━━━ RAW DATA
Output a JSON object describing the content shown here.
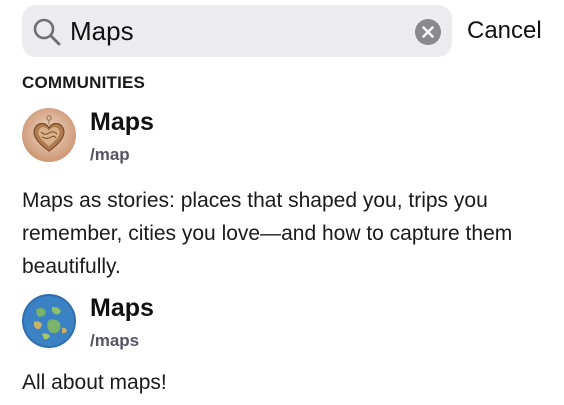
{
  "search": {
    "query": "Maps",
    "cancel_label": "Cancel"
  },
  "section": {
    "title": "COMMUNITIES"
  },
  "communities": [
    {
      "name": "Maps",
      "handle": "/map",
      "description": "Maps as stories: places that shaped you, trips you remember, cities you love—and how to capture them beautifully.",
      "avatar_icon": "heart-wood-icon"
    },
    {
      "name": "Maps",
      "handle": "/maps",
      "description": "All about maps!",
      "avatar_icon": "globe-icon"
    }
  ]
}
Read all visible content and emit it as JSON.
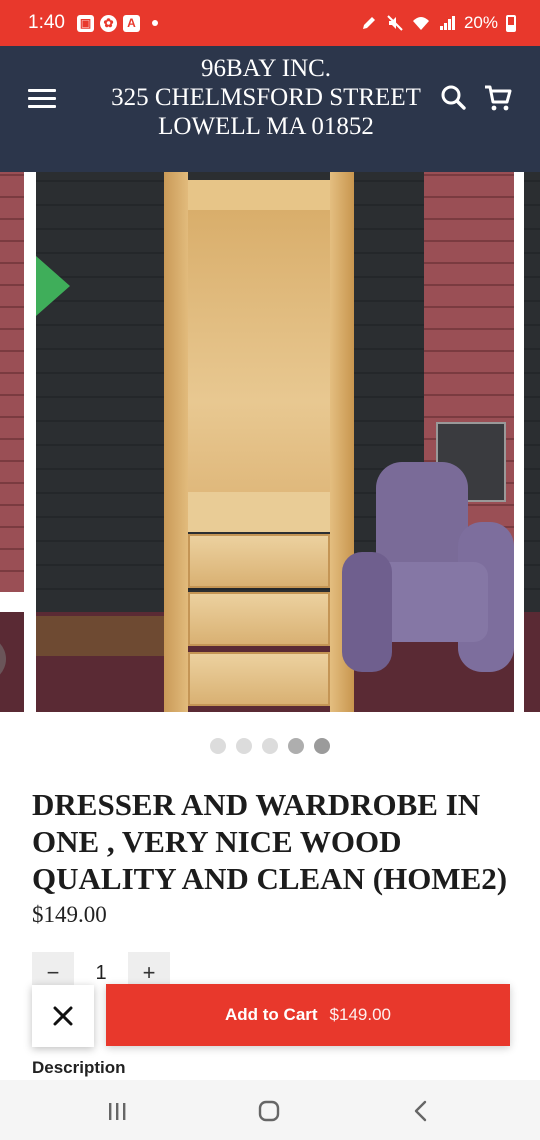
{
  "status_bar": {
    "time": "1:40",
    "battery": "20%",
    "notif_icons": [
      "image-icon",
      "app-icon",
      "a-icon"
    ]
  },
  "header": {
    "store_name_lines": [
      "96BAY INC.",
      "325 CHELMSFORD STREET",
      "LOWELL MA 01852"
    ],
    "icons": [
      "menu-icon",
      "search-icon",
      "cart-icon"
    ],
    "background_color": "#2c364b"
  },
  "gallery": {
    "image_count": 5,
    "active_index": 4
  },
  "product": {
    "title": "DRESSER AND WARDROBE IN ONE , VERY NICE WOOD QUALITY AND CLEAN (HOME2)",
    "price": "$149.00",
    "quantity": "1",
    "minus_label": "−",
    "plus_label": "+"
  },
  "cart_bar": {
    "add_label": "Add to Cart",
    "price": "$149.00",
    "accent_color": "#e8382c"
  },
  "description_label": "Description",
  "nav": {
    "icons": [
      "recent-apps-icon",
      "home-icon",
      "back-icon"
    ]
  }
}
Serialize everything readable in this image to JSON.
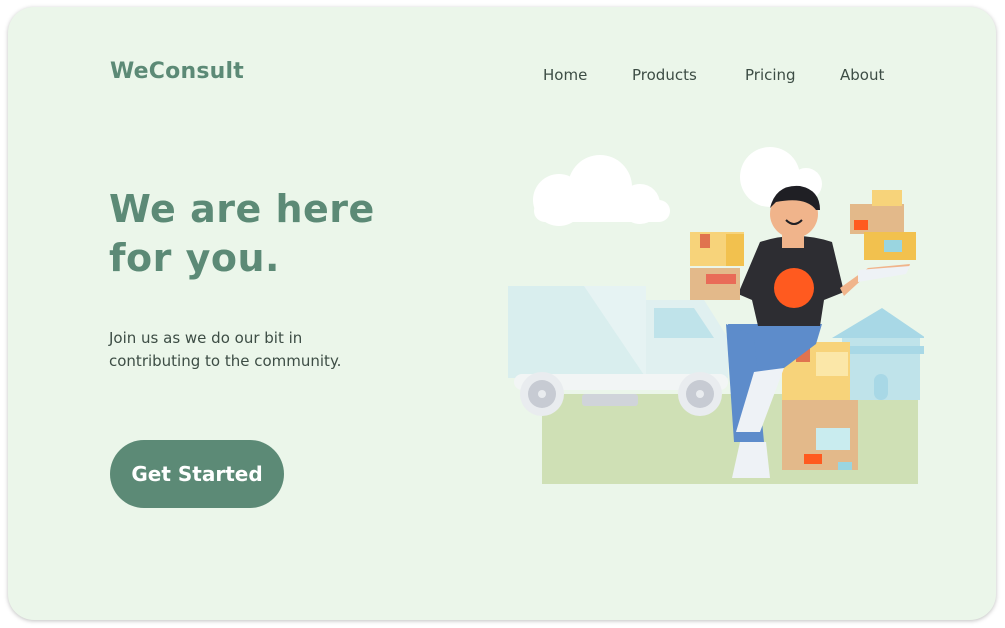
{
  "brand": {
    "name": "WeConsult"
  },
  "nav": {
    "items": [
      {
        "label": "Home"
      },
      {
        "label": "Products"
      },
      {
        "label": "Pricing"
      },
      {
        "label": "About"
      }
    ]
  },
  "hero": {
    "title_line1": "We are here",
    "title_line2": "for you.",
    "subtitle_line1": "Join us as we do our bit in",
    "subtitle_line2": "contributing to the community.",
    "cta_label": "Get Started"
  },
  "colors": {
    "background": "#ebf6ea",
    "accent": "#5c8a76",
    "text": "#3d4d45"
  },
  "illustration": {
    "icons": [
      "cloud-icon",
      "delivery-truck-icon",
      "house-icon",
      "package-icon",
      "delivery-person-icon"
    ]
  }
}
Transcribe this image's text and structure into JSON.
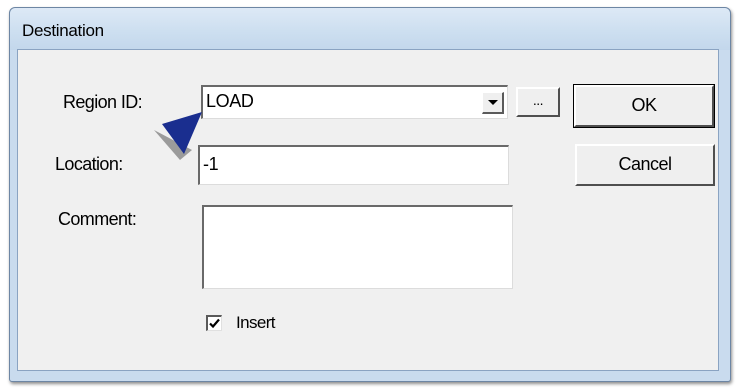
{
  "dialog": {
    "title": "Destination"
  },
  "fields": {
    "region_id_label": "Region ID:",
    "region_id_value": "LOAD",
    "browse_label": "...",
    "location_label": "Location:",
    "location_value": "-1",
    "comment_label": "Comment:",
    "comment_value": "",
    "insert_label": "Insert",
    "insert_checked": true
  },
  "buttons": {
    "ok_label": "OK",
    "cancel_label": "Cancel"
  },
  "icons": {
    "dropdown": "chevron-down-icon",
    "checkbox": "checkmark-icon",
    "pointer": "arrow-pointer-icon"
  },
  "colors": {
    "frame": "#c9dbee",
    "client": "#f0f0f0",
    "pointer": "#1a2e8f"
  }
}
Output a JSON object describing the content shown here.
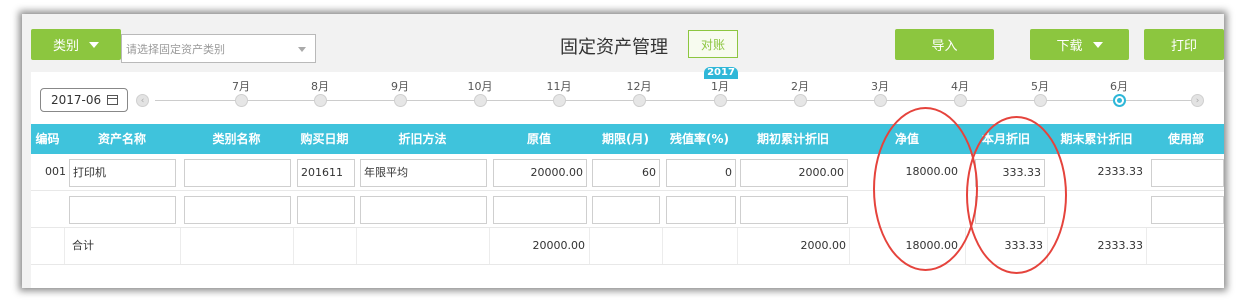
{
  "toolbar": {
    "category_label": "类别",
    "category_placeholder": "请选择固定资产类别",
    "title": "固定资产管理",
    "reconcile_label": "对账",
    "import_label": "导入",
    "download_label": "下载",
    "print_label": "打印"
  },
  "timeline": {
    "period": "2017-06",
    "year_badge": "2017",
    "months": [
      "7月",
      "8月",
      "9月",
      "10月",
      "11月",
      "12月",
      "1月",
      "2月",
      "3月",
      "4月",
      "5月",
      "6月"
    ],
    "active_month": "6月"
  },
  "table": {
    "columns": [
      "编码",
      "资产名称",
      "类别名称",
      "购买日期",
      "折旧方法",
      "原值",
      "期限(月)",
      "残值率(%)",
      "期初累计折旧",
      "净值",
      "本月折旧",
      "期末累计折旧",
      "使用部"
    ],
    "row": {
      "code": "001",
      "name": "打印机",
      "category": "",
      "purchase_date": "201611",
      "method": "年限平均",
      "original_value": "20000.00",
      "term": "60",
      "residual_rate": "0",
      "opening_depr": "2000.00",
      "net_value": "18000.00",
      "month_depr": "333.33",
      "closing_depr": "2333.33"
    },
    "total": {
      "label": "合计",
      "original_value": "20000.00",
      "opening_depr": "2000.00",
      "net_value": "18000.00",
      "month_depr": "333.33",
      "closing_depr": "2333.33"
    }
  },
  "colors": {
    "accent_green": "#8cc63f",
    "header_cyan": "#3fc3dc",
    "annotation_red": "#e5433c"
  }
}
━━━━━━
WHAT YOU WILL DO: Reproduce each entry precisely. Leave the pictures out.

WORKED ANSWER:
Output a JSON object describing the content shown here.
{
  "search": {
    "query": "Maps",
    "cancel_label": "Cancel"
  },
  "section": {
    "title": "COMMUNITIES"
  },
  "communities": [
    {
      "name": "Maps",
      "handle": "/map",
      "description": "Maps as stories: places that shaped you, trips you remember, cities you love—and how to capture them beautifully.",
      "avatar_icon": "heart-wood-icon"
    },
    {
      "name": "Maps",
      "handle": "/maps",
      "description": "All about maps!",
      "avatar_icon": "globe-icon"
    }
  ]
}
Read all visible content and emit it as JSON.
{
  "status_bar": {
    "time": "1:40",
    "battery": "20%",
    "notif_icons": [
      "image-icon",
      "app-icon",
      "a-icon"
    ]
  },
  "header": {
    "store_name_lines": [
      "96BAY INC.",
      "325 CHELMSFORD STREET",
      "LOWELL MA 01852"
    ],
    "icons": [
      "menu-icon",
      "search-icon",
      "cart-icon"
    ],
    "background_color": "#2c364b"
  },
  "gallery": {
    "image_count": 5,
    "active_index": 4
  },
  "product": {
    "title": "DRESSER AND WARDROBE IN ONE , VERY NICE WOOD QUALITY AND CLEAN (HOME2)",
    "price": "$149.00",
    "quantity": "1",
    "minus_label": "−",
    "plus_label": "+"
  },
  "cart_bar": {
    "add_label": "Add to Cart",
    "price": "$149.00",
    "accent_color": "#e8382c"
  },
  "description_label": "Description",
  "nav": {
    "icons": [
      "recent-apps-icon",
      "home-icon",
      "back-icon"
    ]
  }
}
Serialize everything readable in this image to JSON.
{
  "brand": {
    "name": "WeConsult"
  },
  "nav": {
    "items": [
      {
        "label": "Home"
      },
      {
        "label": "Products"
      },
      {
        "label": "Pricing"
      },
      {
        "label": "About"
      }
    ]
  },
  "hero": {
    "title_line1": "We are here",
    "title_line2": "for you.",
    "subtitle_line1": "Join us as we do our bit in",
    "subtitle_line2": "contributing to the community.",
    "cta_label": "Get Started"
  },
  "colors": {
    "background": "#ebf6ea",
    "accent": "#5c8a76",
    "text": "#3d4d45"
  },
  "illustration": {
    "icons": [
      "cloud-icon",
      "delivery-truck-icon",
      "house-icon",
      "package-icon",
      "delivery-person-icon"
    ]
  }
}
Transcribe this image's text and structure into JSON.
{
  "dialog": {
    "title": "Destination"
  },
  "fields": {
    "region_id_label": "Region ID:",
    "region_id_value": "LOAD",
    "browse_label": "...",
    "location_label": "Location:",
    "location_value": "-1",
    "comment_label": "Comment:",
    "comment_value": "",
    "insert_label": "Insert",
    "insert_checked": true
  },
  "buttons": {
    "ok_label": "OK",
    "cancel_label": "Cancel"
  },
  "icons": {
    "dropdown": "chevron-down-icon",
    "checkbox": "checkmark-icon",
    "pointer": "arrow-pointer-icon"
  },
  "colors": {
    "frame": "#c9dbee",
    "client": "#f0f0f0",
    "pointer": "#1a2e8f"
  }
}
Output a JSON object describing the content shown here.
{
  "toolbar": {
    "category_label": "类别",
    "category_placeholder": "请选择固定资产类别",
    "title": "固定资产管理",
    "reconcile_label": "对账",
    "import_label": "导入",
    "download_label": "下载",
    "print_label": "打印"
  },
  "timeline": {
    "period": "2017-06",
    "year_badge": "2017",
    "months": [
      "7月",
      "8月",
      "9月",
      "10月",
      "11月",
      "12月",
      "1月",
      "2月",
      "3月",
      "4月",
      "5月",
      "6月"
    ],
    "active_month": "6月"
  },
  "table": {
    "columns": [
      "编码",
      "资产名称",
      "类别名称",
      "购买日期",
      "折旧方法",
      "原值",
      "期限(月)",
      "残值率(%)",
      "期初累计折旧",
      "净值",
      "本月折旧",
      "期末累计折旧",
      "使用部"
    ],
    "row": {
      "code": "001",
      "name": "打印机",
      "category": "",
      "purchase_date": "201611",
      "method": "年限平均",
      "original_value": "20000.00",
      "term": "60",
      "residual_rate": "0",
      "opening_depr": "2000.00",
      "net_value": "18000.00",
      "month_depr": "333.33",
      "closing_depr": "2333.33"
    },
    "total": {
      "label": "合计",
      "original_value": "20000.00",
      "opening_depr": "2000.00",
      "net_value": "18000.00",
      "month_depr": "333.33",
      "closing_depr": "2333.33"
    }
  },
  "colors": {
    "accent_green": "#8cc63f",
    "header_cyan": "#3fc3dc",
    "annotation_red": "#e5433c"
  }
}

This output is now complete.